From the records below, extract the lines from the first one through the line that contains "legend-label: 国内产量（万台） — [277, 362, 381, 378]", with both ends included, and reproduce them unchanged.

Item position entries:
..........

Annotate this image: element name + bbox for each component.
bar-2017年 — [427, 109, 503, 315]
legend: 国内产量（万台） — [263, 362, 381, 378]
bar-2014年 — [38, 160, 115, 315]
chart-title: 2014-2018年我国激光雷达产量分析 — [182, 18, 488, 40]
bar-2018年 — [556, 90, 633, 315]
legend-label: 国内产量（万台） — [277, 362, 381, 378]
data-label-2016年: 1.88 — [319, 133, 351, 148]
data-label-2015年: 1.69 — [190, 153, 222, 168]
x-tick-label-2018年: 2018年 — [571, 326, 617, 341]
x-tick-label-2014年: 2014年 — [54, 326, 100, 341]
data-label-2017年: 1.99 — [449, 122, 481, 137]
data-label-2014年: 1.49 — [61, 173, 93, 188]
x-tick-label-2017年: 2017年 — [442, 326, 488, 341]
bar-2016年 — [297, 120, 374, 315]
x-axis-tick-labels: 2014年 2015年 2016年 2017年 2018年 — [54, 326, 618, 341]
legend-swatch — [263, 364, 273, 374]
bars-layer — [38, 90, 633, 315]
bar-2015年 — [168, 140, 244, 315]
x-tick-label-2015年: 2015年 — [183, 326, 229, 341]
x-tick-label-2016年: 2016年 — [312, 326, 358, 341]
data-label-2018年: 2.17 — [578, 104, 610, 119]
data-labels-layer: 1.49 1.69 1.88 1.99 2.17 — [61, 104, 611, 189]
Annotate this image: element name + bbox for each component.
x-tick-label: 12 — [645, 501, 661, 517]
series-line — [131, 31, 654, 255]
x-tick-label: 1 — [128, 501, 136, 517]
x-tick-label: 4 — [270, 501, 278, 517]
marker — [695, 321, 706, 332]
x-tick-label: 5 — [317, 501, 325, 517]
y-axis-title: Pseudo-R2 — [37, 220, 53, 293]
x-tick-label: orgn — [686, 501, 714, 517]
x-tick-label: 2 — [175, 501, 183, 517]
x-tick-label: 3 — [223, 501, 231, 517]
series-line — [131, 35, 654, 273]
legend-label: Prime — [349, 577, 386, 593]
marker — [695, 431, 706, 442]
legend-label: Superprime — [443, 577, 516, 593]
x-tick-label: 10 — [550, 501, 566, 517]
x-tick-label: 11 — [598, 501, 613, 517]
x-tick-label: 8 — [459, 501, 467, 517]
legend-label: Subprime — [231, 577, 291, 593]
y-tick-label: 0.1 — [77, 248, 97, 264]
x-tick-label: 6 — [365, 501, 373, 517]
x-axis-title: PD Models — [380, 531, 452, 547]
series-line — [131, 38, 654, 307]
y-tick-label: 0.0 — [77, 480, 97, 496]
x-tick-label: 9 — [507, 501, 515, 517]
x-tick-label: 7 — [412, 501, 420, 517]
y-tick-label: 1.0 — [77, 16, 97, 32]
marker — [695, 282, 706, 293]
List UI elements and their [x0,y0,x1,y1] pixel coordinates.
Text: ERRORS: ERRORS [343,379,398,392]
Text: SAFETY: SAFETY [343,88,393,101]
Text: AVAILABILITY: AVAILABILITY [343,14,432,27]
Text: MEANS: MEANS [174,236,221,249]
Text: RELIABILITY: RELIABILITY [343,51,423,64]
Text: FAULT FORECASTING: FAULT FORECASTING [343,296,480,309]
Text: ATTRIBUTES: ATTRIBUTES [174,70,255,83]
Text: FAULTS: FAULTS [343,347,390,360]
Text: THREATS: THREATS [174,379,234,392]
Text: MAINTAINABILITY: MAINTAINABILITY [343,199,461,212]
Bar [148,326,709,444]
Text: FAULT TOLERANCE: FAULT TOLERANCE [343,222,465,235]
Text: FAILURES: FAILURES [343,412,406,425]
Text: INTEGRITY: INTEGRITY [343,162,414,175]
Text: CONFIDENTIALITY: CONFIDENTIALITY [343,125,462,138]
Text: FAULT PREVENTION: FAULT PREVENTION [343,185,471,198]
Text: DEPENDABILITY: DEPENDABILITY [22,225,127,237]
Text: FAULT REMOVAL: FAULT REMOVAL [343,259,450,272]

..........

Solution for this problem »
Annotate this image: element name + bbox for each component.
bar-2017年 — [427, 109, 503, 315]
legend: 国内产量（万台） — [263, 362, 381, 378]
bar-2014年 — [38, 160, 115, 315]
chart-title: 2014-2018年我国激光雷达产量分析 — [182, 18, 488, 40]
bar-2018年 — [556, 90, 633, 315]
legend-label: 国内产量（万台） — [277, 362, 381, 378]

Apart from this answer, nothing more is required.